• _What you have to do_: Your job is to restate each entry word for word.

• _Listing_:
________
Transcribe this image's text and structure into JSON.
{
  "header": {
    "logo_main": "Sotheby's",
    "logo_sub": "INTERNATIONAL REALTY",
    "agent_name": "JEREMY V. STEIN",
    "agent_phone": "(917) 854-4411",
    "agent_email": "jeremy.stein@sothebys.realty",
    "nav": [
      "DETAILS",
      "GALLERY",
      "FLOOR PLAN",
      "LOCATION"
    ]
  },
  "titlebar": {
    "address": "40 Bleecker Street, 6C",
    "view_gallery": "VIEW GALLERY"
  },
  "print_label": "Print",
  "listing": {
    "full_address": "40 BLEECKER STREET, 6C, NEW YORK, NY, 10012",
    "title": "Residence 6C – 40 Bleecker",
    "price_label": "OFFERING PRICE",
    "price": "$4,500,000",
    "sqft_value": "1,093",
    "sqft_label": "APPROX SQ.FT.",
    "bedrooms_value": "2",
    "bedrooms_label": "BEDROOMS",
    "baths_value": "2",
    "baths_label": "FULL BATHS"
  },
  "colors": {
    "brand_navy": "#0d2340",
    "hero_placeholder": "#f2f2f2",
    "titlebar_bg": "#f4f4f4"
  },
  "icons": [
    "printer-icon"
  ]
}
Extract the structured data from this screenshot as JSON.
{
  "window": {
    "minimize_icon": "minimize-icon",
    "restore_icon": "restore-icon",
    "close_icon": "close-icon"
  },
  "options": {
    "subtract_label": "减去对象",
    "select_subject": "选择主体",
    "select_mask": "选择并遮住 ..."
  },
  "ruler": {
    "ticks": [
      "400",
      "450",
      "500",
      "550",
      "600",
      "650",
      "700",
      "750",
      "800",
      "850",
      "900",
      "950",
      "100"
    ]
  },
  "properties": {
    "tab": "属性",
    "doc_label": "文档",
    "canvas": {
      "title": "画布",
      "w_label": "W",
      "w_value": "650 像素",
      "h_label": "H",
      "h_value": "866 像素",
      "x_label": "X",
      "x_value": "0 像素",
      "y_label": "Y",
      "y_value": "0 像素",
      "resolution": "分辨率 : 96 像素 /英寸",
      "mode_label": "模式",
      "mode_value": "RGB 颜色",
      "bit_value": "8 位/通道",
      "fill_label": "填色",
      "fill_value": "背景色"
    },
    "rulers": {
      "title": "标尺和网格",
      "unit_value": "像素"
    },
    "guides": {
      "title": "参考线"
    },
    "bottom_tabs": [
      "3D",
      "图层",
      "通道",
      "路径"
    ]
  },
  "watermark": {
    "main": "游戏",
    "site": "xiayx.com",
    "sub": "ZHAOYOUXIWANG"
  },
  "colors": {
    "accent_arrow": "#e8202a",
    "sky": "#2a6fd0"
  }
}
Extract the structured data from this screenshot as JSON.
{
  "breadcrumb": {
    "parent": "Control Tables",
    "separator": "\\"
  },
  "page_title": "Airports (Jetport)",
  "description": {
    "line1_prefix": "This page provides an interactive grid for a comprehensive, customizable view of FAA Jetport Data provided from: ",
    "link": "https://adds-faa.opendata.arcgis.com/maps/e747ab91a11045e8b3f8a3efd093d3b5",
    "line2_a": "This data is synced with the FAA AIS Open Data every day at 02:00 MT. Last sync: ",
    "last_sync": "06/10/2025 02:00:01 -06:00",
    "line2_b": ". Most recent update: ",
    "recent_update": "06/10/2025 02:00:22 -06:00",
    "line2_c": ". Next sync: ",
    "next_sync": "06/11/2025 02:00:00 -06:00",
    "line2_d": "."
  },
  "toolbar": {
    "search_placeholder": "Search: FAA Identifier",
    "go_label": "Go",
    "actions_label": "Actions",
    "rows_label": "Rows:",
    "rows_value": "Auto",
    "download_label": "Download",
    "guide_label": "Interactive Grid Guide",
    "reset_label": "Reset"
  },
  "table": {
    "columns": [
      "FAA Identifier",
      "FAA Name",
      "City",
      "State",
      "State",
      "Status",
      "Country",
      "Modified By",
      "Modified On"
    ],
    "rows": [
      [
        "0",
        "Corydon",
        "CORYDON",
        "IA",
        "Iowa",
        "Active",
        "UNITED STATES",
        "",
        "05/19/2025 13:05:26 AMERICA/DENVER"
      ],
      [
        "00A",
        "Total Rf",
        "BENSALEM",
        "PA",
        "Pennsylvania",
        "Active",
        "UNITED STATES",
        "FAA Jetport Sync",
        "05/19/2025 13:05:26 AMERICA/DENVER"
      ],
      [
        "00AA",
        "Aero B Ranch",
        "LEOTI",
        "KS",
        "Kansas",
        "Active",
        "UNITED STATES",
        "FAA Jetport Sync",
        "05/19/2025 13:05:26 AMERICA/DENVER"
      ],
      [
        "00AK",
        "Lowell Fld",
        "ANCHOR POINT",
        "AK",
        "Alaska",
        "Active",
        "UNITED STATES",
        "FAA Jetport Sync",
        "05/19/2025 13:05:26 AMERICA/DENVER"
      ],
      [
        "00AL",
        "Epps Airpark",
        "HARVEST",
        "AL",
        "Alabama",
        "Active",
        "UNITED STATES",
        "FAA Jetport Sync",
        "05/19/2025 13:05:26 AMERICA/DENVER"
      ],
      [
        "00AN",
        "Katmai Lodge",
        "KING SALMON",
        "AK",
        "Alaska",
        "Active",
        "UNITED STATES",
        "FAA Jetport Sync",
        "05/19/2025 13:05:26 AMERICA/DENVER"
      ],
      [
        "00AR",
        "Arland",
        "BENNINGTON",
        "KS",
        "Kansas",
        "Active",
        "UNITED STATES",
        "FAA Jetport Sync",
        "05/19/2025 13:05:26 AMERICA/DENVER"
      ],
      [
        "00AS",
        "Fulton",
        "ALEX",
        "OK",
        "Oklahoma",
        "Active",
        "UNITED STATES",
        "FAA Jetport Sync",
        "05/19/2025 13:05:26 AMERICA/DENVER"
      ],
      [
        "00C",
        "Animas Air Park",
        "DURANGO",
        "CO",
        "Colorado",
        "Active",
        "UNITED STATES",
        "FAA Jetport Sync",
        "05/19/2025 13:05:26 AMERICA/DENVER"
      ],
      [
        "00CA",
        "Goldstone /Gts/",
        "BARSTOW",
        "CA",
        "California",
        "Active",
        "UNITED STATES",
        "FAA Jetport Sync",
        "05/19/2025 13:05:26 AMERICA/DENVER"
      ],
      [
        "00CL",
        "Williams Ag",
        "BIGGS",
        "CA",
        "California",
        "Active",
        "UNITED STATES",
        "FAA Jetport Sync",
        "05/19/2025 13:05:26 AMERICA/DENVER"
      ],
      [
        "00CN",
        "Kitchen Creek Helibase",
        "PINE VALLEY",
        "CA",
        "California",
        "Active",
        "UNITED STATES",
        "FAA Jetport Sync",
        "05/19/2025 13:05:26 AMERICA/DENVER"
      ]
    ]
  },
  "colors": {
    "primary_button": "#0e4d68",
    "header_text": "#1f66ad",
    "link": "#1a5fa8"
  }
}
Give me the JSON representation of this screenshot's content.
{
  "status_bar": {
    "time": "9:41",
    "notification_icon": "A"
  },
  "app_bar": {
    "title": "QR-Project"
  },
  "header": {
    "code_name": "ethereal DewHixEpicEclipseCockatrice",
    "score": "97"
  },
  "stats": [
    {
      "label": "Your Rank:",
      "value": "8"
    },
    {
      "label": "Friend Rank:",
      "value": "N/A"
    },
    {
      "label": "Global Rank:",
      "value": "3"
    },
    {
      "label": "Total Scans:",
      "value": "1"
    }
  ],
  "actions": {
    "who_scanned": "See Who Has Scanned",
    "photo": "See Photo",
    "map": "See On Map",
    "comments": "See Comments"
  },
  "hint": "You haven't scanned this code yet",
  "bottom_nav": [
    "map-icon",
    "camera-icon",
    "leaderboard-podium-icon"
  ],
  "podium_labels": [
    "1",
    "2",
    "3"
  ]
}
________
• _Full output_:
Transcribe this image's text and structure into JSON.
{
  "header": {
    "logo_main": "Sotheby's",
    "logo_sub": "INTERNATIONAL REALTY",
    "agent_name": "JEREMY V. STEIN",
    "agent_phone": "(917) 854-4411",
    "agent_email": "jeremy.stein@sothebys.realty",
    "nav": [
      "DETAILS",
      "GALLERY",
      "FLOOR PLAN",
      "LOCATION"
    ]
  },
  "titlebar": {
    "address": "40 Bleecker Street, 6C",
    "view_gallery": "VIEW GALLERY"
  },
  "print_label": "Print",
  "listing": {
    "full_address": "40 BLEECKER STREET, 6C, NEW YORK, NY, 10012",
    "title": "Residence 6C – 40 Bleecker",
    "price_label": "OFFERING PRICE",
    "price": "$4,500,000",
    "sqft_value": "1,093",
    "sqft_label": "APPROX SQ.FT.",
    "bedrooms_value": "2",
    "bedrooms_label": "BEDROOMS",
    "baths_value": "2",
    "baths_label": "FULL BATHS"
  },
  "colors": {
    "brand_navy": "#0d2340",
    "hero_placeholder": "#f2f2f2",
    "titlebar_bg": "#f4f4f4"
  },
  "icons": [
    "printer-icon"
  ]
}
Extract the structured data from this screenshot as JSON.
{
  "window": {
    "minimize_icon": "minimize-icon",
    "restore_icon": "restore-icon",
    "close_icon": "close-icon"
  },
  "options": {
    "subtract_label": "减去对象",
    "select_subject": "选择主体",
    "select_mask": "选择并遮住 ..."
  },
  "ruler": {
    "ticks": [
      "400",
      "450",
      "500",
      "550",
      "600",
      "650",
      "700",
      "750",
      "800",
      "850",
      "900",
      "950",
      "100"
    ]
  },
  "properties": {
    "tab": "属性",
    "doc_label": "文档",
    "canvas": {
      "title": "画布",
      "w_label": "W",
      "w_value": "650 像素",
      "h_label": "H",
      "h_value": "866 像素",
      "x_label": "X",
      "x_value": "0 像素",
      "y_label": "Y",
      "y_value": "0 像素",
      "resolution": "分辨率 : 96 像素 /英寸",
      "mode_label": "模式",
      "mode_value": "RGB 颜色",
      "bit_value": "8 位/通道",
      "fill_label": "填色",
      "fill_value": "背景色"
    },
    "rulers": {
      "title": "标尺和网格",
      "unit_value": "像素"
    },
    "guides": {
      "title": "参考线"
    },
    "bottom_tabs": [
      "3D",
      "图层",
      "通道",
      "路径"
    ]
  },
  "watermark": {
    "main": "游戏",
    "site": "xiayx.com",
    "sub": "ZHAOYOUXIWANG"
  },
  "colors": {
    "accent_arrow": "#e8202a",
    "sky": "#2a6fd0"
  }
}
Extract the structured data from this screenshot as JSON.
{
  "breadcrumb": {
    "parent": "Control Tables",
    "separator": "\\"
  },
  "page_title": "Airports (Jetport)",
  "description": {
    "line1_prefix": "This page provides an interactive grid for a comprehensive, customizable view of FAA Jetport Data provided from: ",
    "link": "https://adds-faa.opendata.arcgis.com/maps/e747ab91a11045e8b3f8a3efd093d3b5",
    "line2_a": "This data is synced with the FAA AIS Open Data every day at 02:00 MT. Last sync: ",
    "last_sync": "06/10/2025 02:00:01 -06:00",
    "line2_b": ". Most recent update: ",
    "recent_update": "06/10/2025 02:00:22 -06:00",
    "line2_c": ". Next sync: ",
    "next_sync": "06/11/2025 02:00:00 -06:00",
    "line2_d": "."
  },
  "toolbar": {
    "search_placeholder": "Search: FAA Identifier",
    "go_label": "Go",
    "actions_label": "Actions",
    "rows_label": "Rows:",
    "rows_value": "Auto",
    "download_label": "Download",
    "guide_label": "Interactive Grid Guide",
    "reset_label": "Reset"
  },
  "table": {
    "columns": [
      "FAA Identifier",
      "FAA Name",
      "City",
      "State",
      "State",
      "Status",
      "Country",
      "Modified By",
      "Modified On"
    ],
    "rows": [
      [
        "0",
        "Corydon",
        "CORYDON",
        "IA",
        "Iowa",
        "Active",
        "UNITED STATES",
        "",
        "05/19/2025 13:05:26 AMERICA/DENVER"
      ],
      [
        "00A",
        "Total Rf",
        "BENSALEM",
        "PA",
        "Pennsylvania",
        "Active",
        "UNITED STATES",
        "FAA Jetport Sync",
        "05/19/2025 13:05:26 AMERICA/DENVER"
      ],
      [
        "00AA",
        "Aero B Ranch",
        "LEOTI",
        "KS",
        "Kansas",
        "Active",
        "UNITED STATES",
        "FAA Jetport Sync",
        "05/19/2025 13:05:26 AMERICA/DENVER"
      ],
      [
        "00AK",
        "Lowell Fld",
        "ANCHOR POINT",
        "AK",
        "Alaska",
        "Active",
        "UNITED STATES",
        "FAA Jetport Sync",
        "05/19/2025 13:05:26 AMERICA/DENVER"
      ],
      [
        "00AL",
        "Epps Airpark",
        "HARVEST",
        "AL",
        "Alabama",
        "Active",
        "UNITED STATES",
        "FAA Jetport Sync",
        "05/19/2025 13:05:26 AMERICA/DENVER"
      ],
      [
        "00AN",
        "Katmai Lodge",
        "KING SALMON",
        "AK",
        "Alaska",
        "Active",
        "UNITED STATES",
        "FAA Jetport Sync",
        "05/19/2025 13:05:26 AMERICA/DENVER"
      ],
      [
        "00AR",
        "Arland",
        "BENNINGTON",
        "KS",
        "Kansas",
        "Active",
        "UNITED STATES",
        "FAA Jetport Sync",
        "05/19/2025 13:05:26 AMERICA/DENVER"
      ],
      [
        "00AS",
        "Fulton",
        "ALEX",
        "OK",
        "Oklahoma",
        "Active",
        "UNITED STATES",
        "FAA Jetport Sync",
        "05/19/2025 13:05:26 AMERICA/DENVER"
      ],
      [
        "00C",
        "Animas Air Park",
        "DURANGO",
        "CO",
        "Colorado",
        "Active",
        "UNITED STATES",
        "FAA Jetport Sync",
        "05/19/2025 13:05:26 AMERICA/DENVER"
      ],
      [
        "00CA",
        "Goldstone /Gts/",
        "BARSTOW",
        "CA",
        "California",
        "Active",
        "UNITED STATES",
        "FAA Jetport Sync",
        "05/19/2025 13:05:26 AMERICA/DENVER"
      ],
      [
        "00CL",
        "Williams Ag",
        "BIGGS",
        "CA",
        "California",
        "Active",
        "UNITED STATES",
        "FAA Jetport Sync",
        "05/19/2025 13:05:26 AMERICA/DENVER"
      ],
      [
        "00CN",
        "Kitchen Creek Helibase",
        "PINE VALLEY",
        "CA",
        "California",
        "Active",
        "UNITED STATES",
        "FAA Jetport Sync",
        "05/19/2025 13:05:26 AMERICA/DENVER"
      ]
    ]
  },
  "colors": {
    "primary_button": "#0e4d68",
    "header_text": "#1f66ad",
    "link": "#1a5fa8"
  }
}
Give me the JSON representation of this screenshot's content.
{
  "status_bar": {
    "time": "9:41",
    "notification_icon": "A"
  },
  "app_bar": {
    "title": "QR-Project"
  },
  "header": {
    "code_name": "ethereal DewHixEpicEclipseCockatrice",
    "score": "97"
  },
  "stats": [
    {
      "label": "Your Rank:",
      "value": "8"
    },
    {
      "label": "Friend Rank:",
      "value": "N/A"
    },
    {
      "label": "Global Rank:",
      "value": "3"
    },
    {
      "label": "Total Scans:",
      "value": "1"
    }
  ],
  "actions": {
    "who_scanned": "See Who Has Scanned",
    "photo": "See Photo",
    "map": "See On Map",
    "comments": "See Comments"
  },
  "hint": "You haven't scanned this code yet",
  "bottom_nav": [
    "map-icon",
    "camera-icon",
    "leaderboard-podium-icon"
  ],
  "podium_labels": [
    "1",
    "2",
    "3"
  ]
}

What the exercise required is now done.